## Saved data entries

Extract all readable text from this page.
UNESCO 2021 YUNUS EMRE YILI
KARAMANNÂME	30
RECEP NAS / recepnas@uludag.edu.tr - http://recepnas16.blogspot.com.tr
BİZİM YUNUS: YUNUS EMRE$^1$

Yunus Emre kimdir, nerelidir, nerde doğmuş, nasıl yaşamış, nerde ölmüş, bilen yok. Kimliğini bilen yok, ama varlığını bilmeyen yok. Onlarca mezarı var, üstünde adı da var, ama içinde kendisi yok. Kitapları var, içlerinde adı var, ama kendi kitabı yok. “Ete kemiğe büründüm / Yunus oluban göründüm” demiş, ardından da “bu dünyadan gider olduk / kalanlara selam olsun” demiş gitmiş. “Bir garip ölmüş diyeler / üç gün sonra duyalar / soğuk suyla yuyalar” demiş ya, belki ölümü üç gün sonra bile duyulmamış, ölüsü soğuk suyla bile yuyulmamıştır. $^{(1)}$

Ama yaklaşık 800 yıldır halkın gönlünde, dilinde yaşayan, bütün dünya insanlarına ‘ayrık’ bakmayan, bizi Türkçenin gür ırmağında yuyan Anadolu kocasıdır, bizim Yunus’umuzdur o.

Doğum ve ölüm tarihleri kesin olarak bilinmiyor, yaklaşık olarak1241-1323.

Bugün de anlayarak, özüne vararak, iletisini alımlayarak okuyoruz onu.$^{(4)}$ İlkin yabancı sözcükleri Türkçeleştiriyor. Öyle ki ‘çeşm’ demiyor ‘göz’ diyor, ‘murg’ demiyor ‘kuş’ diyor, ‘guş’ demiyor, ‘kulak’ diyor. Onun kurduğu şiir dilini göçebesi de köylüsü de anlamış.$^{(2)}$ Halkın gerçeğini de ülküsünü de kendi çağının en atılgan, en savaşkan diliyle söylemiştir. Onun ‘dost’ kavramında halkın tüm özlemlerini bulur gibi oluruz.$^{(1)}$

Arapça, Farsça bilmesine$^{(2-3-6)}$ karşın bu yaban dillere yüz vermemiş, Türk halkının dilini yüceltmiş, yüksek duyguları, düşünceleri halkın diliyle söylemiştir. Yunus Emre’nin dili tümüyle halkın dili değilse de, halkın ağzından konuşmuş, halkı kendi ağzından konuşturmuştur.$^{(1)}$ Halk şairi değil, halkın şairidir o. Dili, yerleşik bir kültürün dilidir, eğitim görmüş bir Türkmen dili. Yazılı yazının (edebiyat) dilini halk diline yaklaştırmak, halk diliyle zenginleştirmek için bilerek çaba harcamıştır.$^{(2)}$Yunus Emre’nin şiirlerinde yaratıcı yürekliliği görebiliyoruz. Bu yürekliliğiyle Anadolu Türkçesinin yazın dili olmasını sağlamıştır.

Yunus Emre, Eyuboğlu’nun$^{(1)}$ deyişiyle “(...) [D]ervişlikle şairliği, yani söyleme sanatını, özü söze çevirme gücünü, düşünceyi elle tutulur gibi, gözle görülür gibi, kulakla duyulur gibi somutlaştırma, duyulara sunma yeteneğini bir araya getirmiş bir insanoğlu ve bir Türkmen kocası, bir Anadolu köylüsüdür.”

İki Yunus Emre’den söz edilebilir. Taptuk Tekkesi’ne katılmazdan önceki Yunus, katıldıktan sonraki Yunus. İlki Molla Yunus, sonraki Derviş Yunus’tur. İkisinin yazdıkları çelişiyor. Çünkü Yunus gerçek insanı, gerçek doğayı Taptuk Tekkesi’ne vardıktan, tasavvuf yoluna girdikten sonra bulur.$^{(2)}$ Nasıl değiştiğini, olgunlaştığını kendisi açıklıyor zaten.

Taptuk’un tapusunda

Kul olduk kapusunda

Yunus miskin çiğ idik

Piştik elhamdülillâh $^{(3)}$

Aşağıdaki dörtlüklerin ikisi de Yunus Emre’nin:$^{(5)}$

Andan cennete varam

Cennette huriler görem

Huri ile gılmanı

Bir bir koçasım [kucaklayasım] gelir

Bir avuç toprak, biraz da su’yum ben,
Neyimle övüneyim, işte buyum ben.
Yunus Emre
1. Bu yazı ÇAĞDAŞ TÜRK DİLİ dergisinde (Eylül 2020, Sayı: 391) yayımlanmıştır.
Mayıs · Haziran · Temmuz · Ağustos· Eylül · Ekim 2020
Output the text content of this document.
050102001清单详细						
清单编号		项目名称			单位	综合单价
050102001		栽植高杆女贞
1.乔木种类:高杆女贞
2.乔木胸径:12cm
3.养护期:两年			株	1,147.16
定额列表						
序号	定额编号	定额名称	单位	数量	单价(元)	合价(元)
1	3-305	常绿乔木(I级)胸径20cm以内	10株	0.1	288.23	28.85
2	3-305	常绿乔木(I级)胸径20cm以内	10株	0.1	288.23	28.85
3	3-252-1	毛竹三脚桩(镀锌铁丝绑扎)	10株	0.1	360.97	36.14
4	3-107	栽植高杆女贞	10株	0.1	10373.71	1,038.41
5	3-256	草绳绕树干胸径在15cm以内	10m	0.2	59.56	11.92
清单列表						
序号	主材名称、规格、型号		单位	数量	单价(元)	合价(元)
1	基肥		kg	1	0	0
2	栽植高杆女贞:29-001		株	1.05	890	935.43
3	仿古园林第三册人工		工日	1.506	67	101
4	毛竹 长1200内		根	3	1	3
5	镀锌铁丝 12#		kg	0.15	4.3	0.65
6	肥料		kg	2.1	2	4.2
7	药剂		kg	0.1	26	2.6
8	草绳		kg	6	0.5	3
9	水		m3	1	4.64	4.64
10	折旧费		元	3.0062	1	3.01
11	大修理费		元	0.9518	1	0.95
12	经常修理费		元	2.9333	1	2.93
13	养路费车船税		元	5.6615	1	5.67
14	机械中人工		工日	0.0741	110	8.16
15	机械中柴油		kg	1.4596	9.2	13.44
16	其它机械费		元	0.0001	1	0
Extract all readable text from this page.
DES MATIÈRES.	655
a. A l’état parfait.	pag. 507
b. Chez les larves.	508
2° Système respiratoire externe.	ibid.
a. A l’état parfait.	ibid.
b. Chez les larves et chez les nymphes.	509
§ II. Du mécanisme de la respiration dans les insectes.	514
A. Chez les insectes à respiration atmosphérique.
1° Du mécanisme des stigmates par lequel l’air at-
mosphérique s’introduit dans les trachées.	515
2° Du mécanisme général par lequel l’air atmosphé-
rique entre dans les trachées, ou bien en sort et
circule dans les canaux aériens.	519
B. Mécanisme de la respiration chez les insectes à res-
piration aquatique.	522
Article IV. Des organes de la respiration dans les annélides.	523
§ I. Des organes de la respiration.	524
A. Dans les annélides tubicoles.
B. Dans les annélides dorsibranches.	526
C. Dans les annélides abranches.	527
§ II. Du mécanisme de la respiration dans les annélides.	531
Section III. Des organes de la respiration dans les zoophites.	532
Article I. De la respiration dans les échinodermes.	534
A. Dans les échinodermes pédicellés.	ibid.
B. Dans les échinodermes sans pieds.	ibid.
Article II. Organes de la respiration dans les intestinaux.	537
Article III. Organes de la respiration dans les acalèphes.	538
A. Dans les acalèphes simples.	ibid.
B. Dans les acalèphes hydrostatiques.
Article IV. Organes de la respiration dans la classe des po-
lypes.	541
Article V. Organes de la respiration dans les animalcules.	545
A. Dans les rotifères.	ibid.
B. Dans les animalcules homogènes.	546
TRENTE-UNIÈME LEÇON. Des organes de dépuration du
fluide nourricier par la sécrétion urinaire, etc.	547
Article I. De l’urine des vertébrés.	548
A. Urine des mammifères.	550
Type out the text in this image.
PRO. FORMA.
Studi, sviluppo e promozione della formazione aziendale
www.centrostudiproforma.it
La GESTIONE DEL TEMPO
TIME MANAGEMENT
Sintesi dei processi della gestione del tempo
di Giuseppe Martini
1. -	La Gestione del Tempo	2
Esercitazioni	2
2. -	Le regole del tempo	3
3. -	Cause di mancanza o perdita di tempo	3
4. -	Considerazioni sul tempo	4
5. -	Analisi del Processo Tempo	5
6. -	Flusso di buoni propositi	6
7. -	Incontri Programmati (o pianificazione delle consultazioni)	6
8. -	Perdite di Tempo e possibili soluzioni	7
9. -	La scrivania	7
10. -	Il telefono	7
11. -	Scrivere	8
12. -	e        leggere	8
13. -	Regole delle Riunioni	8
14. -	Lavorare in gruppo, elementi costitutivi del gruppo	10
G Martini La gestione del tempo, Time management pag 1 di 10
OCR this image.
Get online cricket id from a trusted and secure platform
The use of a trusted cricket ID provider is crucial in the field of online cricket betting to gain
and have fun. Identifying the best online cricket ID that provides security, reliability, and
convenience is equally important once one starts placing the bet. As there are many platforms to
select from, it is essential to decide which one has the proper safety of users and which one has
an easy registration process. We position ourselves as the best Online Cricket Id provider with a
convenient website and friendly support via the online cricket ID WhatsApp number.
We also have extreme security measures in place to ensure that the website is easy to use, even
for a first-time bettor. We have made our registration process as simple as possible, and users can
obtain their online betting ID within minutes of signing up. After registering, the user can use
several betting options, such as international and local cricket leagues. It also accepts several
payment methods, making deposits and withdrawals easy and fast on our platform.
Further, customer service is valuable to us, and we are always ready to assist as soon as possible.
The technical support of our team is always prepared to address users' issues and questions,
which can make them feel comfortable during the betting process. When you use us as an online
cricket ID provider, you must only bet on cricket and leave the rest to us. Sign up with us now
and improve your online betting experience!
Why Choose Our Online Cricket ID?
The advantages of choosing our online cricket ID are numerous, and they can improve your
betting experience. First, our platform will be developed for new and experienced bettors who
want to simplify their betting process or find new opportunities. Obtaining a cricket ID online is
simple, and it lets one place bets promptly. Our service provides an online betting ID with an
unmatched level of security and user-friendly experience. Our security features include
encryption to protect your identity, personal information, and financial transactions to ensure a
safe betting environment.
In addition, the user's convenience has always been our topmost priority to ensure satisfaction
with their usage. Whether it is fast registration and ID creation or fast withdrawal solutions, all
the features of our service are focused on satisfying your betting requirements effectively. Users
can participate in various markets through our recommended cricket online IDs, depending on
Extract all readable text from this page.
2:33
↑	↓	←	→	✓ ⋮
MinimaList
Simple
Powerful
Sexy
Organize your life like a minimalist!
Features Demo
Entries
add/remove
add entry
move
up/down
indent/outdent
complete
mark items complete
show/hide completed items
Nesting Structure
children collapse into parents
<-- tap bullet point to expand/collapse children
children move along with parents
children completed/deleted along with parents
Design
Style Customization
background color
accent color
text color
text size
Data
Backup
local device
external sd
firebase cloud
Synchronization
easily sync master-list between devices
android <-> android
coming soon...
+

## Task directions
Sift through the entries and copy every line with "état".

## Answer below
a. A l’état parfait.	pag. 507
a. A l’état parfait.	ibid.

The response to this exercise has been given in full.